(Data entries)
▼

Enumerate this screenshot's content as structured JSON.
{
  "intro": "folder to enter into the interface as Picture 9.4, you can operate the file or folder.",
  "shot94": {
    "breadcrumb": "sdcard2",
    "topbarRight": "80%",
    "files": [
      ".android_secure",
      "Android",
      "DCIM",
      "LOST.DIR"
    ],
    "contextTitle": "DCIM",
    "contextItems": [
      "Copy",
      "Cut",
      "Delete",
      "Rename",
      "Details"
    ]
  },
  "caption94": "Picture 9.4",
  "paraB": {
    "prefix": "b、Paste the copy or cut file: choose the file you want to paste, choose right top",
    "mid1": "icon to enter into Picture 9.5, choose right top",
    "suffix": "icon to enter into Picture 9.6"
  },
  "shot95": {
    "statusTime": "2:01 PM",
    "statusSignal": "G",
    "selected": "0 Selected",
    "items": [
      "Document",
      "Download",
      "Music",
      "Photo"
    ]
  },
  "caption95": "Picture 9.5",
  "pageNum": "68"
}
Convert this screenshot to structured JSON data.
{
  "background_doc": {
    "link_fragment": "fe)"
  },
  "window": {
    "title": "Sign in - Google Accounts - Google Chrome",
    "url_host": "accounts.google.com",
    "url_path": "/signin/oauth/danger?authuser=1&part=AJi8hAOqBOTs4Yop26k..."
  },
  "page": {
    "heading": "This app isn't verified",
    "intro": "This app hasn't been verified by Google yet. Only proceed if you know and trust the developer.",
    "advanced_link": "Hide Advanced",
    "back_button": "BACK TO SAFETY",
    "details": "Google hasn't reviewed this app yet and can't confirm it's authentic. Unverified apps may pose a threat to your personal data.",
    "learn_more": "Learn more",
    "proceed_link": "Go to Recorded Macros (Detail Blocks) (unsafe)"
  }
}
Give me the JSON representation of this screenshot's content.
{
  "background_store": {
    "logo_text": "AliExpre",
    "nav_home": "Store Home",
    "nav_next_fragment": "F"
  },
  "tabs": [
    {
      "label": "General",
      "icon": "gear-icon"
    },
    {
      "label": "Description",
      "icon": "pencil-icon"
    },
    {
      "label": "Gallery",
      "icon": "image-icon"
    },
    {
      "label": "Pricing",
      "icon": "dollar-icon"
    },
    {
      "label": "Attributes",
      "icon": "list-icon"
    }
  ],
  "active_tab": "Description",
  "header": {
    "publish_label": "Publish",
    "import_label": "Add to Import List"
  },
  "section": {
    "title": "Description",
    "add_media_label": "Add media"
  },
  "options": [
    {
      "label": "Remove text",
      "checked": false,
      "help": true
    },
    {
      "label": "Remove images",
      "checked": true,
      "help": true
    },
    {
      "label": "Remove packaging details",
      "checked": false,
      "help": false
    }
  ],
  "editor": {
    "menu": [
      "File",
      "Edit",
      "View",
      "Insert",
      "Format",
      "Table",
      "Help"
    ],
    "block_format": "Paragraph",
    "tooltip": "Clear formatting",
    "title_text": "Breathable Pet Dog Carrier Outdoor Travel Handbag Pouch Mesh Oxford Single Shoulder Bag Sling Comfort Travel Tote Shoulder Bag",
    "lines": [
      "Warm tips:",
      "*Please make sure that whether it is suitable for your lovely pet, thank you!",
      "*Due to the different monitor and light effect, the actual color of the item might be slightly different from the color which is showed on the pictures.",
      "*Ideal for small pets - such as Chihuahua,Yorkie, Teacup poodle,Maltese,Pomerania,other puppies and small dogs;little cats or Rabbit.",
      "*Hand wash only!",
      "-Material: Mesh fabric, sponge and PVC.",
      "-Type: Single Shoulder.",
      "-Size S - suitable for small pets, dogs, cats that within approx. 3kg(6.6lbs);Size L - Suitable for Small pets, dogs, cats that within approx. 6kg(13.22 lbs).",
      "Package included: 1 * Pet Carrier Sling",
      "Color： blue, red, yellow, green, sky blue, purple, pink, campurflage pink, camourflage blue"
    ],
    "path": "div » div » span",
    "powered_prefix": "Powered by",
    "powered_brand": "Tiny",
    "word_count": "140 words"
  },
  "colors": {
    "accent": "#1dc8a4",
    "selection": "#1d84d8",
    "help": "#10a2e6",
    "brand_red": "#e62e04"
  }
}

▲

▶ _What needs to be done_
All of the data needs to be reproduced exactly, with no line missing.

▶ _Solution to this exercise_
Enumerate this screenshot's content as structured JSON.
{
  "intro": "folder to enter into the interface as Picture 9.4, you can operate the file or folder.",
  "shot94": {
    "breadcrumb": "sdcard2",
    "topbarRight": "80%",
    "files": [
      ".android_secure",
      "Android",
      "DCIM",
      "LOST.DIR"
    ],
    "contextTitle": "DCIM",
    "contextItems": [
      "Copy",
      "Cut",
      "Delete",
      "Rename",
      "Details"
    ]
  },
  "caption94": "Picture 9.4",
  "paraB": {
    "prefix": "b、Paste the copy or cut file: choose the file you want to paste, choose right top",
    "mid1": "icon to enter into Picture 9.5, choose right top",
    "suffix": "icon to enter into Picture 9.6"
  },
  "shot95": {
    "statusTime": "2:01 PM",
    "statusSignal": "G",
    "selected": "0 Selected",
    "items": [
      "Document",
      "Download",
      "Music",
      "Photo"
    ]
  },
  "caption95": "Picture 9.5",
  "pageNum": "68"
}
Convert this screenshot to structured JSON data.
{
  "background_doc": {
    "link_fragment": "fe)"
  },
  "window": {
    "title": "Sign in - Google Accounts - Google Chrome",
    "url_host": "accounts.google.com",
    "url_path": "/signin/oauth/danger?authuser=1&part=AJi8hAOqBOTs4Yop26k..."
  },
  "page": {
    "heading": "This app isn't verified",
    "intro": "This app hasn't been verified by Google yet. Only proceed if you know and trust the developer.",
    "advanced_link": "Hide Advanced",
    "back_button": "BACK TO SAFETY",
    "details": "Google hasn't reviewed this app yet and can't confirm it's authentic. Unverified apps may pose a threat to your personal data.",
    "learn_more": "Learn more",
    "proceed_link": "Go to Recorded Macros (Detail Blocks) (unsafe)"
  }
}
Give me the JSON representation of this screenshot's content.
{
  "background_store": {
    "logo_text": "AliExpre",
    "nav_home": "Store Home",
    "nav_next_fragment": "F"
  },
  "tabs": [
    {
      "label": "General",
      "icon": "gear-icon"
    },
    {
      "label": "Description",
      "icon": "pencil-icon"
    },
    {
      "label": "Gallery",
      "icon": "image-icon"
    },
    {
      "label": "Pricing",
      "icon": "dollar-icon"
    },
    {
      "label": "Attributes",
      "icon": "list-icon"
    }
  ],
  "active_tab": "Description",
  "header": {
    "publish_label": "Publish",
    "import_label": "Add to Import List"
  },
  "section": {
    "title": "Description",
    "add_media_label": "Add media"
  },
  "options": [
    {
      "label": "Remove text",
      "checked": false,
      "help": true
    },
    {
      "label": "Remove images",
      "checked": true,
      "help": true
    },
    {
      "label": "Remove packaging details",
      "checked": false,
      "help": false
    }
  ],
  "editor": {
    "menu": [
      "File",
      "Edit",
      "View",
      "Insert",
      "Format",
      "Table",
      "Help"
    ],
    "block_format": "Paragraph",
    "tooltip": "Clear formatting",
    "title_text": "Breathable Pet Dog Carrier Outdoor Travel Handbag Pouch Mesh Oxford Single Shoulder Bag Sling Comfort Travel Tote Shoulder Bag",
    "lines": [
      "Warm tips:",
      "*Please make sure that whether it is suitable for your lovely pet, thank you!",
      "*Due to the different monitor and light effect, the actual color of the item might be slightly different from the color which is showed on the pictures.",
      "*Ideal for small pets - such as Chihuahua,Yorkie, Teacup poodle,Maltese,Pomerania,other puppies and small dogs;little cats or Rabbit.",
      "*Hand wash only!",
      "-Material: Mesh fabric, sponge and PVC.",
      "-Type: Single Shoulder.",
      "-Size S - suitable for small pets, dogs, cats that within approx. 3kg(6.6lbs);Size L - Suitable for Small pets, dogs, cats that within approx. 6kg(13.22 lbs).",
      "Package included: 1 * Pet Carrier Sling",
      "Color： blue, red, yellow, green, sky blue, purple, pink, campurflage pink, camourflage blue"
    ],
    "path": "div » div » span",
    "powered_prefix": "Powered by",
    "powered_brand": "Tiny",
    "word_count": "140 words"
  },
  "colors": {
    "accent": "#1dc8a4",
    "selection": "#1d84d8",
    "help": "#10a2e6",
    "brand_red": "#e62e04"
  }
}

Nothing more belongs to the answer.